BEGIN
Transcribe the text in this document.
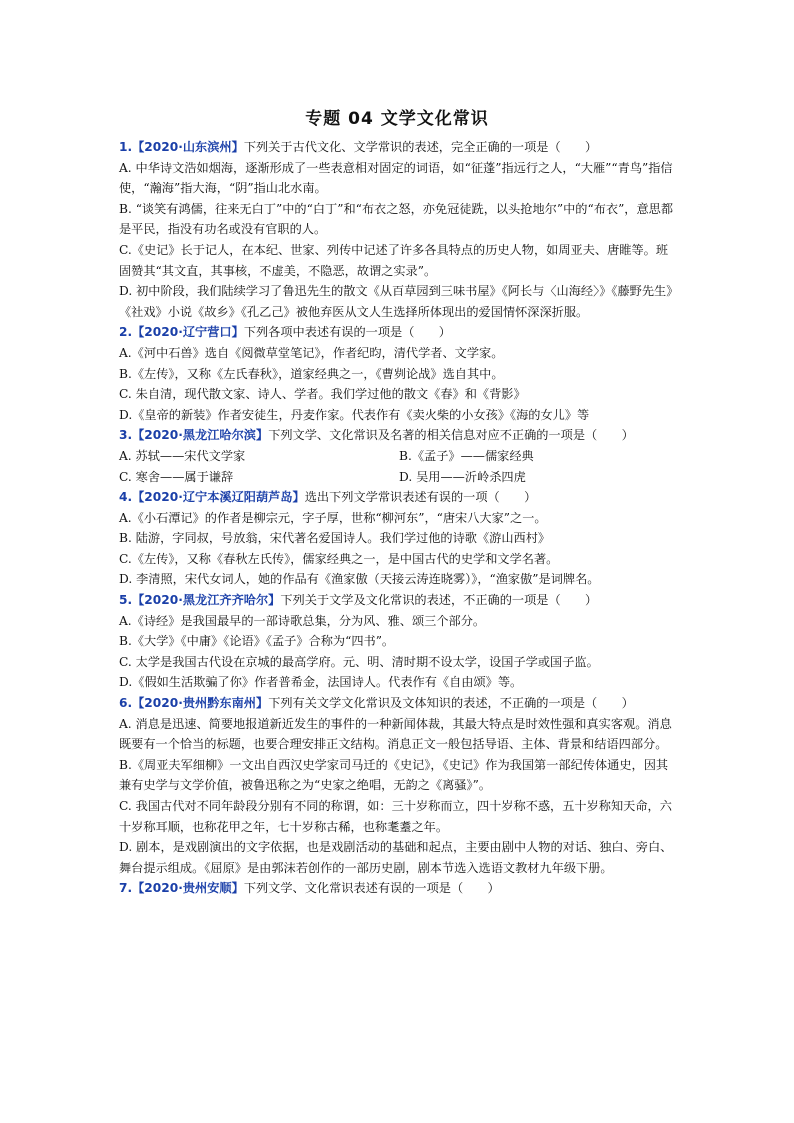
专题 04 文学文化常识
1.【2020·山东滨州】下列关于古代文化、文学常识的表述，完全正确的一项是（　　）
A. 中华诗文浩如烟海，逐渐形成了一些表意相对固定的词语，如“征蓬”指远行之人，“大雁”“青鸟”指信使，“瀚海”指大海，“阴”指山北水南。
B. “谈笑有鸿儒，往来无白丁”中的“白丁”和“布衣之怒，亦免冠徒跣，以头抢地尔”中的“布衣”，意思都是平民，指没有功名或没有官职的人。
C.《史记》长于记人，在本纪、世家、列传中记述了许多各具特点的历史人物，如周亚夫、唐睢等。班固赞其“其文直，其事核，不虚美，不隐恶，故谓之实录”。
D. 初中阶段，我们陆续学习了鲁迅先生的散文《从百草园到三味书屋》《阿长与〈山海经〉》《藤野先生》《社戏》小说《故乡》《孔乙己》被他弃医从文人生选择所体现出的爱国情怀深深折服。
2.【2020·辽宁营口】下列各项中表述有误的一项是（　　）
A.《河中石兽》选自《阅微草堂笔记》，作者纪昀，清代学者、文学家。
B.《左传》，又称《左氏春秋》，道家经典之一，《曹刿论战》选自其中。
C. 朱自清，现代散文家、诗人、学者。我们学过他的散文《春》和《背影》
D.《皇帝的新装》作者安徒生，丹麦作家。代表作有《卖火柴的小女孩》《海的女儿》等
3.【2020·黑龙江哈尔滨】下列文学、文化常识及名著的相关信息对应不正确的一项是（　　）
A. 苏轼——宋代文学家	B.《孟子》——儒家经典
C. 寒舍——属于谦辞	D. 吴用——沂岭杀四虎
4.【2020·辽宁本溪辽阳葫芦岛】选出下列文学常识表述有误的一项（　　）
A.《小石潭记》的作者是柳宗元，字子厚，世称“柳河东”，“唐宋八大家”之一。
B. 陆游，字同叔，号放翁，宋代著名爱国诗人。我们学过他的诗歌《游山西村》
C.《左传》，又称《春秋左氏传》，儒家经典之一，是中国古代的史学和文学名著。
D. 李清照，宋代女词人，她的作品有《渔家傲（天接云涛连晓雾）》，“渔家傲”是词牌名。
5.【2020·黑龙江齐齐哈尔】下列关于文学及文化常识的表述，不正确的一项是（　　）
A.《诗经》是我国最早的一部诗歌总集，分为风、雅、颂三个部分。
B.《大学》《中庸》《论语》《孟子》合称为“四书”。
C. 太学是我国古代设在京城的最高学府。元、明、清时期不设太学，设国子学或国子监。
D.《假如生活欺骗了你》作者普希金，法国诗人。代表作有《自由颂》等。
6.【2020·贵州黔东南州】下列有关文学文化常识及文体知识的表述，不正确的一项是（　　）
A. 消息是迅速、简要地报道新近发生的事件的一种新闻体裁，其最大特点是时效性强和真实客观。消息既要有一个恰当的标题，也要合理安排正文结构。消息正文一般包括导语、主体、背景和结语四部分。
B.《周亚夫军细柳》一文出自西汉史学家司马迁的《史记》，《史记》作为我国第一部纪传体通史，因其兼有史学与文学价值，被鲁迅称之为“史家之绝唱，无韵之《离骚》”。
C. 我国古代对不同年龄段分别有不同的称谓，如：三十岁称而立，四十岁称不惑，五十岁称知天命，六十岁称耳顺，也称花甲之年，七十岁称古稀，也称耄耋之年。
D. 剧本，是戏剧演出的文字依据，也是戏剧活动的基础和起点，主要由剧中人物的对话、独白、旁白、舞台提示组成。《屈原》是由郭沫若创作的一部历史剧，剧本节选入选语文教材九年级下册。
7.【2020·贵州安顺】下列文学、文化常识表述有误的一项是（　　）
END
* _TASK PROMPT_
Transcribe the records above exactly, leaving out every picture.

* _ANSWER TO THE PROBLEM_
Transcribe the text in this document.
专题 04 文学文化常识
1.【2020·山东滨州】下列关于古代文化、文学常识的表述，完全正确的一项是（　　）
A. 中华诗文浩如烟海，逐渐形成了一些表意相对固定的词语，如“征蓬”指远行之人，“大雁”“青鸟”指信使，“瀚海”指大海，“阴”指山北水南。
B. “谈笑有鸿儒，往来无白丁”中的“白丁”和“布衣之怒，亦免冠徒跣，以头抢地尔”中的“布衣”，意思都是平民，指没有功名或没有官职的人。
C.《史记》长于记人，在本纪、世家、列传中记述了许多各具特点的历史人物，如周亚夫、唐睢等。班固赞其“其文直，其事核，不虚美，不隐恶，故谓之实录”。
D. 初中阶段，我们陆续学习了鲁迅先生的散文《从百草园到三味书屋》《阿长与〈山海经〉》《藤野先生》《社戏》小说《故乡》《孔乙己》被他弃医从文人生选择所体现出的爱国情怀深深折服。
2.【2020·辽宁营口】下列各项中表述有误的一项是（　　）
A.《河中石兽》选自《阅微草堂笔记》，作者纪昀，清代学者、文学家。
B.《左传》，又称《左氏春秋》，道家经典之一，《曹刿论战》选自其中。
C. 朱自清，现代散文家、诗人、学者。我们学过他的散文《春》和《背影》
D.《皇帝的新装》作者安徒生，丹麦作家。代表作有《卖火柴的小女孩》《海的女儿》等
3.【2020·黑龙江哈尔滨】下列文学、文化常识及名著的相关信息对应不正确的一项是（　　）
A. 苏轼——宋代文学家	B.《孟子》——儒家经典
C. 寒舍——属于谦辞	D. 吴用——沂岭杀四虎
4.【2020·辽宁本溪辽阳葫芦岛】选出下列文学常识表述有误的一项（　　）
A.《小石潭记》的作者是柳宗元，字子厚，世称“柳河东”，“唐宋八大家”之一。
B. 陆游，字同叔，号放翁，宋代著名爱国诗人。我们学过他的诗歌《游山西村》
C.《左传》，又称《春秋左氏传》，儒家经典之一，是中国古代的史学和文学名著。
D. 李清照，宋代女词人，她的作品有《渔家傲（天接云涛连晓雾）》，“渔家傲”是词牌名。
5.【2020·黑龙江齐齐哈尔】下列关于文学及文化常识的表述，不正确的一项是（　　）
A.《诗经》是我国最早的一部诗歌总集，分为风、雅、颂三个部分。
B.《大学》《中庸》《论语》《孟子》合称为“四书”。
C. 太学是我国古代设在京城的最高学府。元、明、清时期不设太学，设国子学或国子监。
D.《假如生活欺骗了你》作者普希金，法国诗人。代表作有《自由颂》等。
6.【2020·贵州黔东南州】下列有关文学文化常识及文体知识的表述，不正确的一项是（　　）
A. 消息是迅速、简要地报道新近发生的事件的一种新闻体裁，其最大特点是时效性强和真实客观。消息既要有一个恰当的标题，也要合理安排正文结构。消息正文一般包括导语、主体、背景和结语四部分。
B.《周亚夫军细柳》一文出自西汉史学家司马迁的《史记》，《史记》作为我国第一部纪传体通史，因其兼有史学与文学价值，被鲁迅称之为“史家之绝唱，无韵之《离骚》”。
C. 我国古代对不同年龄段分别有不同的称谓，如：三十岁称而立，四十岁称不惑，五十岁称知天命，六十岁称耳顺，也称花甲之年，七十岁称古稀，也称耄耋之年。
D. 剧本，是戏剧演出的文字依据，也是戏剧活动的基础和起点，主要由剧中人物的对话、独白、旁白、舞台提示组成。《屈原》是由郭沫若创作的一部历史剧，剧本节选入选语文教材九年级下册。
7.【2020·贵州安顺】下列文学、文化常识表述有误的一项是（　　）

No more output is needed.